What you are asked to do
Lines that contain the string "ABCD" are to be copied; leave out all others.

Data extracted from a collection

◆ ◆ ◆ ◆ ◆

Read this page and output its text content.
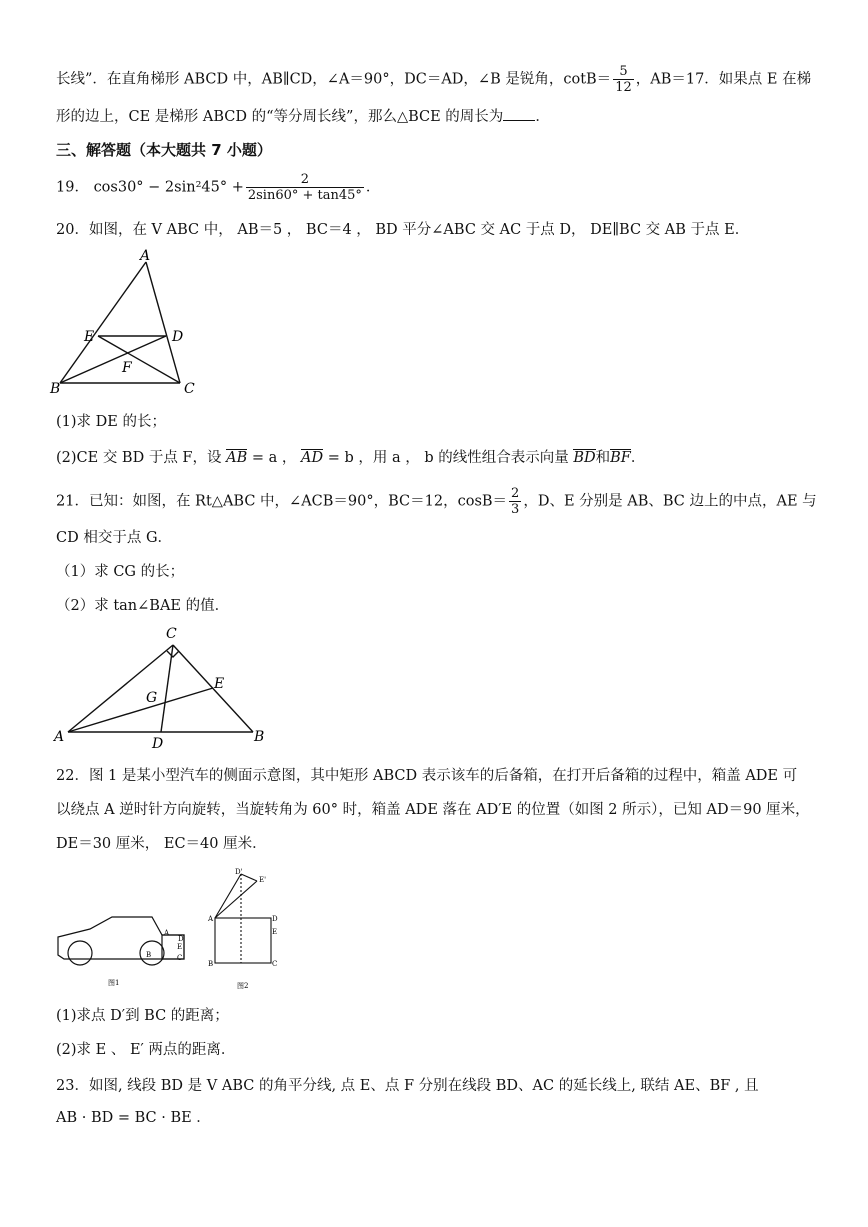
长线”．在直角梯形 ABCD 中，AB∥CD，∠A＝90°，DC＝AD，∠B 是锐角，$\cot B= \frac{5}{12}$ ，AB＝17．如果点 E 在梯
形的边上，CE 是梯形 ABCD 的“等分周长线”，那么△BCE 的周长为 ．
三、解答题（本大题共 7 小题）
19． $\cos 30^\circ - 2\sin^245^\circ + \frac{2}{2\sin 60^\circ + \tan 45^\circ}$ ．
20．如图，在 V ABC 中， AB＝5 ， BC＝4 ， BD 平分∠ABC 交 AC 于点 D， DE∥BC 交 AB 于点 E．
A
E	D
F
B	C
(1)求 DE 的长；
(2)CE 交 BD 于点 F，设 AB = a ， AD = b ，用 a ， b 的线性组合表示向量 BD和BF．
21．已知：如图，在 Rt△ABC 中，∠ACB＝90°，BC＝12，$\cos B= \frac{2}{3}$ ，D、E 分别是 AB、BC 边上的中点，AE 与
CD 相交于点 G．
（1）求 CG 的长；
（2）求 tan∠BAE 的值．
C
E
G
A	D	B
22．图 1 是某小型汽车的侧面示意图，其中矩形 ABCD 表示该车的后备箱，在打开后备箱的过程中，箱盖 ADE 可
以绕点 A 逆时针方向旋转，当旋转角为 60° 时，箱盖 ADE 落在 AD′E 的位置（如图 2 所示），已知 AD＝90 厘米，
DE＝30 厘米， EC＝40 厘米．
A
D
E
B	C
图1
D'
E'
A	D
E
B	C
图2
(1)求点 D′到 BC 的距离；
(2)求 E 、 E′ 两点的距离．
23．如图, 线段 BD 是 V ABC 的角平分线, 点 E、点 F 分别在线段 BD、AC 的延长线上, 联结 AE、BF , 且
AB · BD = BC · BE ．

◆ ◆ ◆ ◆ ◆

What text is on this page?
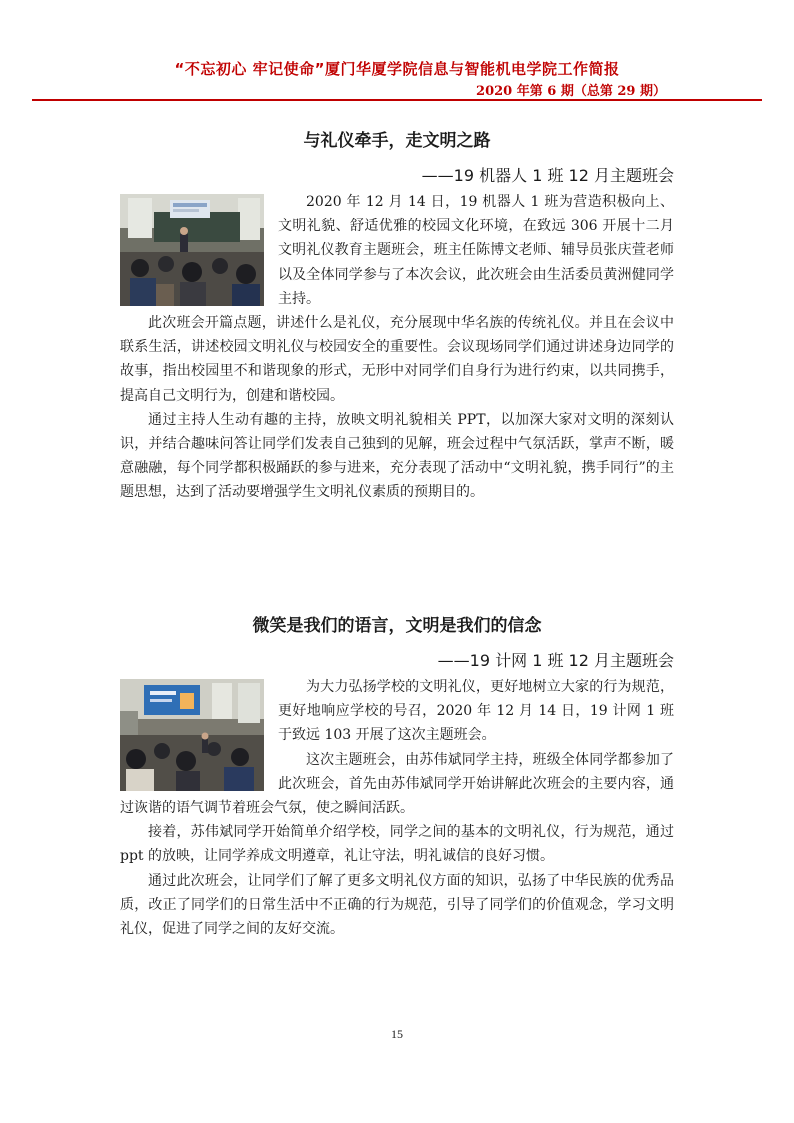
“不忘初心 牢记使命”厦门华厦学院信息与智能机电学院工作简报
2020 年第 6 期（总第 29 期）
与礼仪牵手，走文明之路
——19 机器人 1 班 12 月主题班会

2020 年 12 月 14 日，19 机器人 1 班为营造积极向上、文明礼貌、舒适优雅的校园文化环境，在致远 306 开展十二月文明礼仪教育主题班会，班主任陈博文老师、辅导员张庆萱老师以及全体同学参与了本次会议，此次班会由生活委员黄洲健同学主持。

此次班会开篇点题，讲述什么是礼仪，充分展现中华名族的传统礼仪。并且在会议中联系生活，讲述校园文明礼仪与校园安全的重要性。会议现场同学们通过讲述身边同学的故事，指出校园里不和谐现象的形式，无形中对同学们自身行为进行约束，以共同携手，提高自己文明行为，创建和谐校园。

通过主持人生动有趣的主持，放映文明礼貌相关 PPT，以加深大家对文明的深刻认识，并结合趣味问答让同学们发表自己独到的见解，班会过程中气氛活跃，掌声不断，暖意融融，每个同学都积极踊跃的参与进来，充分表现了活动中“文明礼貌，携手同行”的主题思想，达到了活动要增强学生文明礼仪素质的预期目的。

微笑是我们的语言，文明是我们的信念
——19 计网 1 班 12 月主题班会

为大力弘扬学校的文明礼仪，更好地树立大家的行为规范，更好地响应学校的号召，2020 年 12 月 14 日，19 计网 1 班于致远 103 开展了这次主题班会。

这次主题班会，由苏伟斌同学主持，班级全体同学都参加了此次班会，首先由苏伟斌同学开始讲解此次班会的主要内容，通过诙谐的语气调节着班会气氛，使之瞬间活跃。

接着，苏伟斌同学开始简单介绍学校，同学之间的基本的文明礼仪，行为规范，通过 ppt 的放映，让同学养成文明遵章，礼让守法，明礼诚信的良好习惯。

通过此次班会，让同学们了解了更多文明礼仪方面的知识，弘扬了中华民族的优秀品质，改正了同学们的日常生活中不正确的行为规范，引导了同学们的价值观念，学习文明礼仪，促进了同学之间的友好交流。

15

◆ ◆ ◆ ◆ ◆

Task response
长线”．在直角梯形 ABCD 中，AB∥CD，∠A＝90°，DC＝AD，∠B 是锐角，$\cot B= \frac{5}{12}$ ，AB＝17．如果点 E 在梯
形的边上，CE 是梯形 ABCD 的“等分周长线”，那么△BCE 的周长为 ．
22．图 1 是某小型汽车的侧面示意图，其中矩形 ABCD 表示该车的后备箱，在打开后备箱的过程中，箱盖 ADE 可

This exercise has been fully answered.